ORDEM DE SERVIÇO 1 —
No texto sobre Giovani Felippi, quantos anos tem o atacante?
ORDEM DE SERVIÇO 2 —
Reescreva o texto sobre Giovani Felippi a partir das palavras "O atacante Giovani" até "do time mineiro.", trocando "atacante" por "centroavante".

O atacante Giovani Felippi, de 19 anos, está preocupado com o quanto a paralisação do futebol pela pandemia do novo coronavírus pode prejudicar o seu desenvolvimento como jogador profissional. Atleta da base do Atlético-MG e às vésperas de terminar o ciclo de formação, teme que a interrupção do calendário o faça perder tempo de aprendizado e até desperdice oportunidades para ser promovido ao elenco principal.
A insegurança enfrentada por Giovani se repete em outras centenas de garotos brasileiros com menos de 20 anos, idade limite antes de assinarem novo contrato. O coronavírus forçou os clubes a interromperem os trabalhos e levou os futuros profissionais a perderem tempo. “A parte física e tática ainda conseguimos amenizar devido às atividades aplicadas pelo clube, mas a parte técnica com certeza será mais prejudicada”, disse o atacante do time mineiro.

INFORMAÇÕES EXIBIDAS —
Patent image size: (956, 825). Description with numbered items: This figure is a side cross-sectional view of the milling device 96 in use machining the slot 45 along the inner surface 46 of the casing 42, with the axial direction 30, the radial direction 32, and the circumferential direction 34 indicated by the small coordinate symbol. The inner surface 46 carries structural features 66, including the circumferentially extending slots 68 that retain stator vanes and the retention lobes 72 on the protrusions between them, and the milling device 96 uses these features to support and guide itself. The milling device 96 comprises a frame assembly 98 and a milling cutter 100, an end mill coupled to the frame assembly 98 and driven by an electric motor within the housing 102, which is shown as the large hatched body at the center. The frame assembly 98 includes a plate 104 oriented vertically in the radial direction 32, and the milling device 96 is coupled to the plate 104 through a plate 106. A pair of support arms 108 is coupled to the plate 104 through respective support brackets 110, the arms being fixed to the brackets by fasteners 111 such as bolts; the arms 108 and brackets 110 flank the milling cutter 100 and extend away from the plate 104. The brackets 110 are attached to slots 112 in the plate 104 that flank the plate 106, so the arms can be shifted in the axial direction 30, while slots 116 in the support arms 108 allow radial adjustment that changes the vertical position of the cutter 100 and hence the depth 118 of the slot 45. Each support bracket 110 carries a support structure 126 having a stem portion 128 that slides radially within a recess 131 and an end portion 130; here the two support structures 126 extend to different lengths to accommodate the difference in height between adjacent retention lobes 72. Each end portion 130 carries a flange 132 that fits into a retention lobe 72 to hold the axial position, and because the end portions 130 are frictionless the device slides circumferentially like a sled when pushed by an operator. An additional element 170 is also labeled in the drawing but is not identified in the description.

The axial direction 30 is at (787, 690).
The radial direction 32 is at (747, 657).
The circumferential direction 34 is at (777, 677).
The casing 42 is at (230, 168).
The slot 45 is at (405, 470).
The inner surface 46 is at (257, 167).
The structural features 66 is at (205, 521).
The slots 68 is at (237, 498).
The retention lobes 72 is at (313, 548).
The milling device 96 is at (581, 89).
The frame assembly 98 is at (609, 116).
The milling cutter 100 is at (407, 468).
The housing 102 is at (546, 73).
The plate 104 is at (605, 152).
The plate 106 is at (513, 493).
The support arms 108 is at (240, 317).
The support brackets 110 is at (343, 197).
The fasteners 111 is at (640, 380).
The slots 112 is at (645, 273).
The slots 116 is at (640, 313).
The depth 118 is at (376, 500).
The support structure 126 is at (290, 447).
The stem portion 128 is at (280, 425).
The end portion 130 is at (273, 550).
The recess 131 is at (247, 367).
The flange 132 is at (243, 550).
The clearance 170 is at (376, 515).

RESPOSTA DA TAREFA 1 —
19 anos.

RESPOSTA DA TAREFA 2 —
O centroavante Giovani Felippi, de 19 anos, está preocupado com o quanto a paralisação do futebol pela pandemia do novo coronavírus pode prejudicar o seu desenvolvimento como jogador profissional. Atleta da base do Atlético-MG e às vésperas de terminar o ciclo de formação, teme que a interrupção do calendário o faça perder tempo de aprendizado e até desperdice oportunidades para ser promovido ao elenco principal.
A insegurança enfrentada por Giovani se repete em outras centenas de garotos brasileiros com menos de 20 anos, idade limite antes de assinarem novo contrato. O coronavírus forçou os clubes a interromperem os trabalhos e levou os futuros profissionais a perderem tempo. “A parte física e tática ainda conseguimos amenizar devido às atividades aplicadas pelo clube, mas a parte técnica com certeza será mais prejudicada”, disse o centroavante do time mineiro.